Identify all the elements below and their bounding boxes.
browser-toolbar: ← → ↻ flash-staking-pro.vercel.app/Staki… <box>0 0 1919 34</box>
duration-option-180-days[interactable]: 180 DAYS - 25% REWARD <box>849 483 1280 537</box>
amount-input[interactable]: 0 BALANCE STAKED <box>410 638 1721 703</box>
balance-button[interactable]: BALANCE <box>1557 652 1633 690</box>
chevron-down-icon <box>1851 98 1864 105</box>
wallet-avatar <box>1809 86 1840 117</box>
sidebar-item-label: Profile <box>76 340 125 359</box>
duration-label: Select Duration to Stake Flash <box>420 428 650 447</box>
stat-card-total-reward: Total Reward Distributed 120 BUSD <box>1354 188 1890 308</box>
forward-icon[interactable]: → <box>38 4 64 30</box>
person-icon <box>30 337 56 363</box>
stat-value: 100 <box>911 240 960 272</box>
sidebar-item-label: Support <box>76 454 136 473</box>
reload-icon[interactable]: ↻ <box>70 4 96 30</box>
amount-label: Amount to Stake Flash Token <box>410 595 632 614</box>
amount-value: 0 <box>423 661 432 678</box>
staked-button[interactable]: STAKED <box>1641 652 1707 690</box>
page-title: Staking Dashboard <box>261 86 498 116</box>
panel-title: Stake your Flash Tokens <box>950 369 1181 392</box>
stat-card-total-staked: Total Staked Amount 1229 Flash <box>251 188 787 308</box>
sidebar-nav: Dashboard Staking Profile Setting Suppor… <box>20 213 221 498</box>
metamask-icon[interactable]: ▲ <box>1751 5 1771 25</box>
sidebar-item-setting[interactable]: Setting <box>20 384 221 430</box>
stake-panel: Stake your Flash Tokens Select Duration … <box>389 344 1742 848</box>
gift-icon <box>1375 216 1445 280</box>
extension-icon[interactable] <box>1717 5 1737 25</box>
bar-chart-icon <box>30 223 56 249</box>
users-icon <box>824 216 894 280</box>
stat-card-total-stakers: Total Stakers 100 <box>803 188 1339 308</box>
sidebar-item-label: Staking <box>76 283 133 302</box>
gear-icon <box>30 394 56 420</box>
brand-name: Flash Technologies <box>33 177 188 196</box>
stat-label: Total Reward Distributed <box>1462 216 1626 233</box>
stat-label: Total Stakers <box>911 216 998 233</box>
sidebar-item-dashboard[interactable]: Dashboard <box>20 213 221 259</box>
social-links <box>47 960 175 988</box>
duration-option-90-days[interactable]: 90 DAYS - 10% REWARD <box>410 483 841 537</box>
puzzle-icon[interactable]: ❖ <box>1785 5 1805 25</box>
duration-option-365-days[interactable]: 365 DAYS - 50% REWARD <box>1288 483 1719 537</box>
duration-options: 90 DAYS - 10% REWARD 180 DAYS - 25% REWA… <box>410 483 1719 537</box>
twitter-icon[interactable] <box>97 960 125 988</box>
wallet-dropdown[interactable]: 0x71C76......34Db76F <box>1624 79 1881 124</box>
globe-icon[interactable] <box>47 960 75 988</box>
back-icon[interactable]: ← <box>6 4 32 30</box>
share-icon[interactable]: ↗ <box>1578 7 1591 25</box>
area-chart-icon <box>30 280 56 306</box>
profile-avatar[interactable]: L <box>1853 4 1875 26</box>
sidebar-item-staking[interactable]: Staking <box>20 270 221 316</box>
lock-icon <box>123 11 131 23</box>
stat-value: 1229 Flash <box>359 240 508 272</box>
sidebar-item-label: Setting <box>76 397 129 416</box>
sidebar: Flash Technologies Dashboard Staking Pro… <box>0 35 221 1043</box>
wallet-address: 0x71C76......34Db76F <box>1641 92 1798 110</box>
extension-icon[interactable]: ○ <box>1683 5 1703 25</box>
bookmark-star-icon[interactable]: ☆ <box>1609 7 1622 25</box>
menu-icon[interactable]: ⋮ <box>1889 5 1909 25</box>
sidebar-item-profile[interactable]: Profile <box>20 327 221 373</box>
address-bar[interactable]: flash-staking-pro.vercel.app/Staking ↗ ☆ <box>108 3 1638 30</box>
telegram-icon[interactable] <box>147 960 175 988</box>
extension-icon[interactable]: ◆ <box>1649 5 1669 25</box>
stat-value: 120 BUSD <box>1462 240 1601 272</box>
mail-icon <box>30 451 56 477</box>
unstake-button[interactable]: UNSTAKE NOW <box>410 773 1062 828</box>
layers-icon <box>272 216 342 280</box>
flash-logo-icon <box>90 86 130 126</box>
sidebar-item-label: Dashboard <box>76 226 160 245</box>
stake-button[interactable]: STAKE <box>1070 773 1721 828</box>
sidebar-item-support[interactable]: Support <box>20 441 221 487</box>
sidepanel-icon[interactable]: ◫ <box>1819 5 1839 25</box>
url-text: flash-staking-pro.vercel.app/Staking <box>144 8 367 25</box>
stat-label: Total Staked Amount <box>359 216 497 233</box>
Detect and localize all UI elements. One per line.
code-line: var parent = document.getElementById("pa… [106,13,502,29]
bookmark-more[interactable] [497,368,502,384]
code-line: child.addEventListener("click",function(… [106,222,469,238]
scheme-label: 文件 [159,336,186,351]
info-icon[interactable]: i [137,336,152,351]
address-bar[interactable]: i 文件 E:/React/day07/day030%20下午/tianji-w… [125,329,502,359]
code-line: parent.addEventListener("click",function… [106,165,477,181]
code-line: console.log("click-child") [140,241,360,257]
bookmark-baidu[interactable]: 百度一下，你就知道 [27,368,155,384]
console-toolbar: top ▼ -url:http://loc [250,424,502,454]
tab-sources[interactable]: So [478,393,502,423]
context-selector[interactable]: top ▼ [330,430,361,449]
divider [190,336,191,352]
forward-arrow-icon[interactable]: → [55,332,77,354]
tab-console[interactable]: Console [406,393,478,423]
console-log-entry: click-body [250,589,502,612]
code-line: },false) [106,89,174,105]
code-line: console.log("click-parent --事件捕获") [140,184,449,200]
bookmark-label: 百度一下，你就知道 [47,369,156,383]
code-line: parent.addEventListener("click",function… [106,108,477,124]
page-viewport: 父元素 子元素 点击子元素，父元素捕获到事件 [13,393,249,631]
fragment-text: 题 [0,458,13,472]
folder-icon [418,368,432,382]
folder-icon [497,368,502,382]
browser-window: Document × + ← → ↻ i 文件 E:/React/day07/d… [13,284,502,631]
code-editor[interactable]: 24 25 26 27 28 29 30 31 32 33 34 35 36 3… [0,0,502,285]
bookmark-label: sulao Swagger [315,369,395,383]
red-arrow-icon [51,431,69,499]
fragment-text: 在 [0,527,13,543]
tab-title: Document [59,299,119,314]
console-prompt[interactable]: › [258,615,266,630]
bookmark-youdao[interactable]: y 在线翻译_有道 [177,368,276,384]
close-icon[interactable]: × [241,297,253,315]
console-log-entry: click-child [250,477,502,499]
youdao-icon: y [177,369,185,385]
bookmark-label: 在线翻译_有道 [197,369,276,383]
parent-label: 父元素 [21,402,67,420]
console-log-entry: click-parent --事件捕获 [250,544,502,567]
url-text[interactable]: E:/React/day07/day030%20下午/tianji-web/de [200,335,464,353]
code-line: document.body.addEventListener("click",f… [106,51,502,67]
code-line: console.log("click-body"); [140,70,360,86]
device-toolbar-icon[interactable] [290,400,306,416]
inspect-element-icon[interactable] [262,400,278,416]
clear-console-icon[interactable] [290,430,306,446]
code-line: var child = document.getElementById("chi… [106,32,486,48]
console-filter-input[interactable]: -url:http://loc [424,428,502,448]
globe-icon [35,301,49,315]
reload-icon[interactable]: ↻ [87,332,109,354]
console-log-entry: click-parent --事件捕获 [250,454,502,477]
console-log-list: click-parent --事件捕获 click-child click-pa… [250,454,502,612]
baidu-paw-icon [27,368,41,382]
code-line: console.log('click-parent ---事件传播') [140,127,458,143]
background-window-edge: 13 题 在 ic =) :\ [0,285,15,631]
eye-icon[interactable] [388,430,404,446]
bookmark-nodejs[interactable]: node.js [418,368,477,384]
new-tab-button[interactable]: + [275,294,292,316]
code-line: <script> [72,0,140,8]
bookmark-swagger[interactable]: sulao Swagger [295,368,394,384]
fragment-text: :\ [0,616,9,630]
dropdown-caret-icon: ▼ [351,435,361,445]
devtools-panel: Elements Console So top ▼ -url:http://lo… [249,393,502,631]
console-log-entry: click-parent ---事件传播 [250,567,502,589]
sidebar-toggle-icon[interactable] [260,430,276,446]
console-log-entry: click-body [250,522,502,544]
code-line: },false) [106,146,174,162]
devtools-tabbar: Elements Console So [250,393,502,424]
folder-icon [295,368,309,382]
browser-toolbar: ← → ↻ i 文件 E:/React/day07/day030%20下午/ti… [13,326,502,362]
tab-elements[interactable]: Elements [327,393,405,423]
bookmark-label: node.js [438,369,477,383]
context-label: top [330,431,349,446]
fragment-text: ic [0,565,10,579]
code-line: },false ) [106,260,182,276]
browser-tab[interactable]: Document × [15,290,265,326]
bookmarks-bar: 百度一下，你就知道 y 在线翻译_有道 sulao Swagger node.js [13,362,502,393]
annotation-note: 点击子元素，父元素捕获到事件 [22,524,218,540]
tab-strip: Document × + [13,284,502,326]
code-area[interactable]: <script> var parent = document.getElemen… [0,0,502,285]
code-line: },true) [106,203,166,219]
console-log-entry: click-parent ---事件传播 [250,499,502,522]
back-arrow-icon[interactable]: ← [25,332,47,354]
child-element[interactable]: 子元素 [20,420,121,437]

## Your objective:
Copy out word for word the part of the listing that opens with its first line and closes with the line containing "reload-icon[interactable]: ↻ <box>70", including both of those lines.

## Reply to the exercise:
Identify all the elements below and their bounding boxes.
browser-toolbar: ← → ↻ flash-staking-pro.vercel.app/Staki… <box>0 0 1919 34</box>
duration-option-180-days[interactable]: 180 DAYS - 25% REWARD <box>849 483 1280 537</box>
amount-input[interactable]: 0 BALANCE STAKED <box>410 638 1721 703</box>
balance-button[interactable]: BALANCE <box>1557 652 1633 690</box>
chevron-down-icon <box>1851 98 1864 105</box>
wallet-avatar <box>1809 86 1840 117</box>
sidebar-item-label: Profile <box>76 340 125 359</box>
duration-label: Select Duration to Stake Flash <box>420 428 650 447</box>
stat-card-total-reward: Total Reward Distributed 120 BUSD <box>1354 188 1890 308</box>
forward-icon[interactable]: → <box>38 4 64 30</box>
person-icon <box>30 337 56 363</box>
stat-value: 100 <box>911 240 960 272</box>
sidebar-item-label: Support <box>76 454 136 473</box>
reload-icon[interactable]: ↻ <box>70 4 96 30</box>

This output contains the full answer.